• _WORK INSTRUCTIONS_: Each entry in the listing below should be restated word for word.

Records from a collection of figures
=====
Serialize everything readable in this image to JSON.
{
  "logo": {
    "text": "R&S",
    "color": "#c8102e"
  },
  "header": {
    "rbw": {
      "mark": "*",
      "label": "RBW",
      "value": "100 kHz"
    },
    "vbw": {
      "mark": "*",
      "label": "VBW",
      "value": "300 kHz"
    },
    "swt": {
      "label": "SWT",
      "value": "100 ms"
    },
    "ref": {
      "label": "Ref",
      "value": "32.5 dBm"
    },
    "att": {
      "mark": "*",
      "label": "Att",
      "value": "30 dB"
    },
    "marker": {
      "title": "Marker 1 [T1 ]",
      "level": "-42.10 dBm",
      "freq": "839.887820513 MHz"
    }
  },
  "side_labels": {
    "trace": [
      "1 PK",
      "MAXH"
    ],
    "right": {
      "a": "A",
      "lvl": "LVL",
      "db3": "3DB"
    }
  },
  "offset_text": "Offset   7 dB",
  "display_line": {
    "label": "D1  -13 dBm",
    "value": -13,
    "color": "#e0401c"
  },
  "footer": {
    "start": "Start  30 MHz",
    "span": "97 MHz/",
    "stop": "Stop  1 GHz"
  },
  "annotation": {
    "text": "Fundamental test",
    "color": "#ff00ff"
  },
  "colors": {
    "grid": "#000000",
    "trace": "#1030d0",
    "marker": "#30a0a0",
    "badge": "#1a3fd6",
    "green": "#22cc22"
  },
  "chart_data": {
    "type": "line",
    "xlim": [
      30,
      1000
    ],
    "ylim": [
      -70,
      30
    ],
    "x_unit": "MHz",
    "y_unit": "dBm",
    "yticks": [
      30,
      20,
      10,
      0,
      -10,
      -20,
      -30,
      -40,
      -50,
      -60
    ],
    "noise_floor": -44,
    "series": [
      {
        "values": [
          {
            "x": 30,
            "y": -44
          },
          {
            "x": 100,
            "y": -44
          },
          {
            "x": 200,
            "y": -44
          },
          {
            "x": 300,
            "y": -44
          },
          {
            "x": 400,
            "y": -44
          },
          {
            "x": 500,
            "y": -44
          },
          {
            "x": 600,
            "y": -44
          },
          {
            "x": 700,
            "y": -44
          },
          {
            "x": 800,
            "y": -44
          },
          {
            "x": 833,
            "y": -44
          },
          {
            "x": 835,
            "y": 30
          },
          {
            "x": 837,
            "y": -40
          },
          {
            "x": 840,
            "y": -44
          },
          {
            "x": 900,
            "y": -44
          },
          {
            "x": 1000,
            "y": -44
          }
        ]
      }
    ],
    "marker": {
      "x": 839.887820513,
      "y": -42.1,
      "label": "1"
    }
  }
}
=====
• _OUTPUT FOR THIS TASK_:
Serialize everything readable in this image to JSON.
{
  "logo": {
    "text": "R&S",
    "color": "#c8102e"
  },
  "header": {
    "rbw": {
      "mark": "*",
      "label": "RBW",
      "value": "100 kHz"
    },
    "vbw": {
      "mark": "*",
      "label": "VBW",
      "value": "300 kHz"
    },
    "swt": {
      "label": "SWT",
      "value": "100 ms"
    },
    "ref": {
      "label": "Ref",
      "value": "32.5 dBm"
    },
    "att": {
      "mark": "*",
      "label": "Att",
      "value": "30 dB"
    },
    "marker": {
      "title": "Marker 1 [T1 ]",
      "level": "-42.10 dBm",
      "freq": "839.887820513 MHz"
    }
  },
  "side_labels": {
    "trace": [
      "1 PK",
      "MAXH"
    ],
    "right": {
      "a": "A",
      "lvl": "LVL",
      "db3": "3DB"
    }
  },
  "offset_text": "Offset   7 dB",
  "display_line": {
    "label": "D1  -13 dBm",
    "value": -13,
    "color": "#e0401c"
  },
  "footer": {
    "start": "Start  30 MHz",
    "span": "97 MHz/",
    "stop": "Stop  1 GHz"
  },
  "annotation": {
    "text": "Fundamental test",
    "color": "#ff00ff"
  },
  "colors": {
    "grid": "#000000",
    "trace": "#1030d0",
    "marker": "#30a0a0",
    "badge": "#1a3fd6",
    "green": "#22cc22"
  },
  "chart_data": {
    "type": "line",
    "xlim": [
      30,
      1000
    ],
    "ylim": [
      -70,
      30
    ],
    "x_unit": "MHz",
    "y_unit": "dBm",
    "yticks": [
      30,
      20,
      10,
      0,
      -10,
      -20,
      -30,
      -40,
      -50,
      -60
    ],
    "noise_floor": -44,
    "series": [
      {
        "values": [
          {
            "x": 30,
            "y": -44
          },
          {
            "x": 100,
            "y": -44
          },
          {
            "x": 200,
            "y": -44
          },
          {
            "x": 300,
            "y": -44
          },
          {
            "x": 400,
            "y": -44
          },
          {
            "x": 500,
            "y": -44
          },
          {
            "x": 600,
            "y": -44
          },
          {
            "x": 700,
            "y": -44
          },
          {
            "x": 800,
            "y": -44
          },
          {
            "x": 833,
            "y": -44
          },
          {
            "x": 835,
            "y": 30
          },
          {
            "x": 837,
            "y": -40
          },
          {
            "x": 840,
            "y": -44
          },
          {
            "x": 900,
            "y": -44
          },
          {
            "x": 1000,
            "y": -44
          }
        ]
      }
    ],
    "marker": {
      "x": 839.887820513,
      "y": -42.1,
      "label": "1"
    }
  }
}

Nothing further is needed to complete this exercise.